## TASK DESCRIPTION
Reproduce the listing exactly, with no pictures in your copy.

## RECORDS FOR THE TASK
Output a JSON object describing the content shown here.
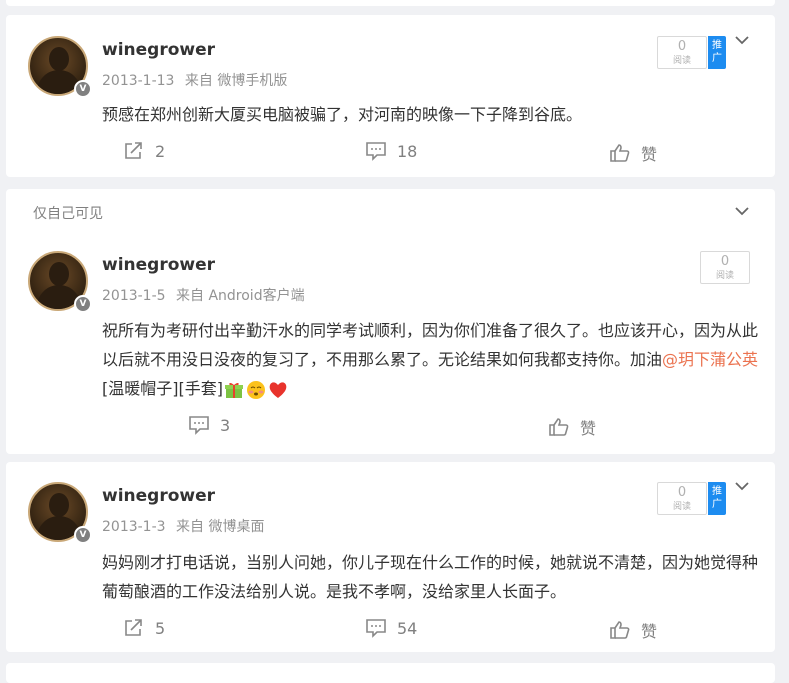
{
  "posts": [
    {
      "visibility": "",
      "username": "winegrower",
      "date": "2013-1-13",
      "source_prefix": "来自",
      "source": "微博手机版",
      "text": "预感在郑州创新大厦买电脑被骗了，对河南的映像一下子降到谷底。",
      "read_count": "0",
      "read_label": "阅读",
      "promo_label": "推广",
      "repost_count": "2",
      "comment_count": "18",
      "like_label": "赞"
    },
    {
      "visibility": "仅自己可见",
      "username": "winegrower",
      "date": "2013-1-5",
      "source_prefix": "来自",
      "source": "Android客户端",
      "text_before": "祝所有为考研付出辛勤汗水的同学考试顺利，因为你们准备了很久了。也应该开心，因为从此以后就不用没日没夜的复习了，不用那么累了。无论结果如何我都支持你。加油",
      "mention": "@玥下蒲公英",
      "text_after": " [温暖帽子][手套]",
      "read_count": "0",
      "read_label": "阅读",
      "comment_count": "3",
      "like_label": "赞"
    },
    {
      "visibility": "",
      "username": "winegrower",
      "date": "2013-1-3",
      "source_prefix": "来自",
      "source": "微博桌面",
      "text": "妈妈刚才打电话说，当别人问她，你儿子现在什么工作的时候，她就说不清楚，因为她觉得种葡萄酿酒的工作没法给别人说。是我不孝啊，没给家里人长面子。",
      "read_count": "0",
      "read_label": "阅读",
      "promo_label": "推广",
      "repost_count": "5",
      "comment_count": "54",
      "like_label": "赞"
    }
  ],
  "verified_mark": "V",
  "colors": {
    "mention": "#eb7350",
    "promo": "#1d8cf0",
    "meta": "#939393"
  }
}
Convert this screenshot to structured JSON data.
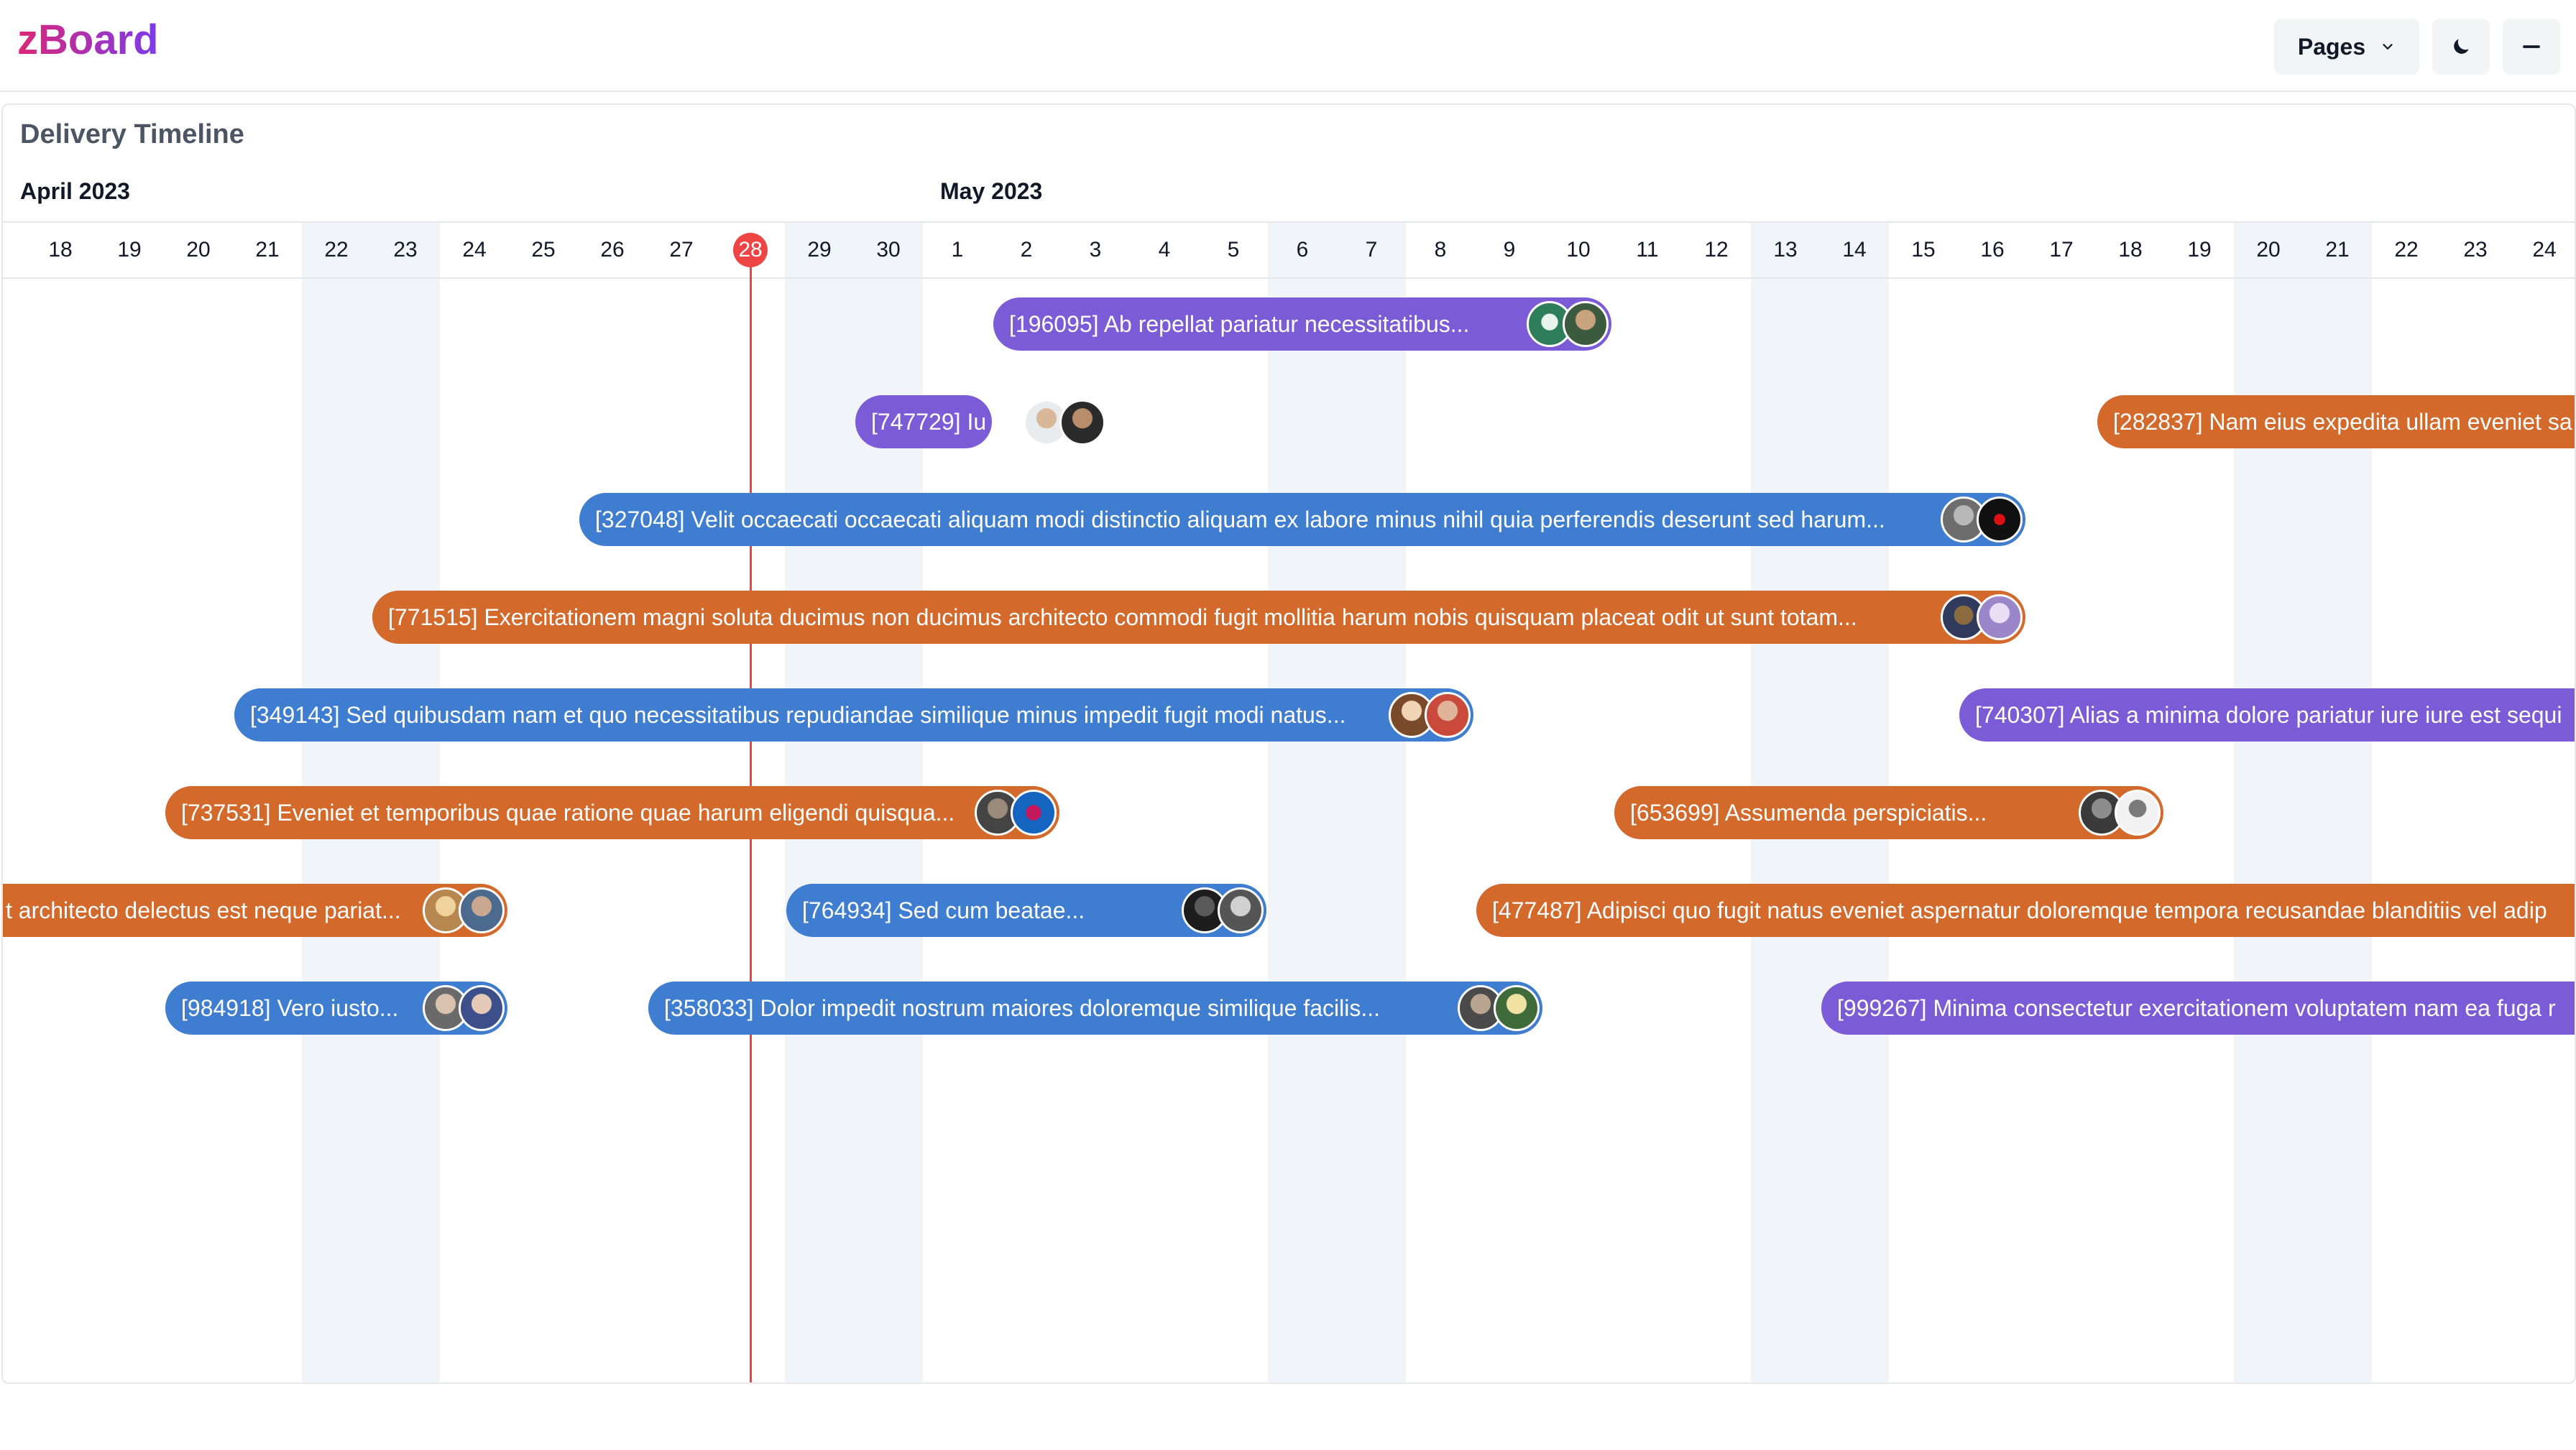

## EXPECTED OUTPUT
Output a JSON object describing the content shown here.
{
  "posts": [
    {
      "visibility": "",
      "username": "winegrower",
      "date": "2013-1-13",
      "source_prefix": "来自",
      "source": "微博手机版",
      "text": "预感在郑州创新大厦买电脑被骗了，对河南的映像一下子降到谷底。",
      "read_count": "0",
      "read_label": "阅读",
      "promo_label": "推广",
      "repost_count": "2",
      "comment_count": "18",
      "like_label": "赞"
    },
    {
      "visibility": "仅自己可见",
      "username": "winegrower",
      "date": "2013-1-5",
      "source_prefix": "来自",
      "source": "Android客户端",
      "text_before": "祝所有为考研付出辛勤汗水的同学考试顺利，因为你们准备了很久了。也应该开心，因为从此以后就不用没日没夜的复习了，不用那么累了。无论结果如何我都支持你。加油",
      "mention": "@玥下蒲公英",
      "text_after": " [温暖帽子][手套]",
      "read_count": "0",
      "read_label": "阅读",
      "comment_count": "3",
      "like_label": "赞"
    },
    {
      "visibility": "",
      "username": "winegrower",
      "date": "2013-1-3",
      "source_prefix": "来自",
      "source": "微博桌面",
      "text": "妈妈刚才打电话说，当别人问她，你儿子现在什么工作的时候，她就说不清楚，因为她觉得种葡萄酿酒的工作没法给别人说。是我不孝啊，没给家里人长面子。",
      "read_count": "0",
      "read_label": "阅读",
      "promo_label": "推广",
      "repost_count": "5",
      "comment_count": "54",
      "like_label": "赞"
    }
  ],
  "verified_mark": "V",
  "colors": {
    "mention": "#eb7350",
    "promo": "#1d8cf0",
    "meta": "#939393"
  }
}
Convert this screenshot to structured JSON data.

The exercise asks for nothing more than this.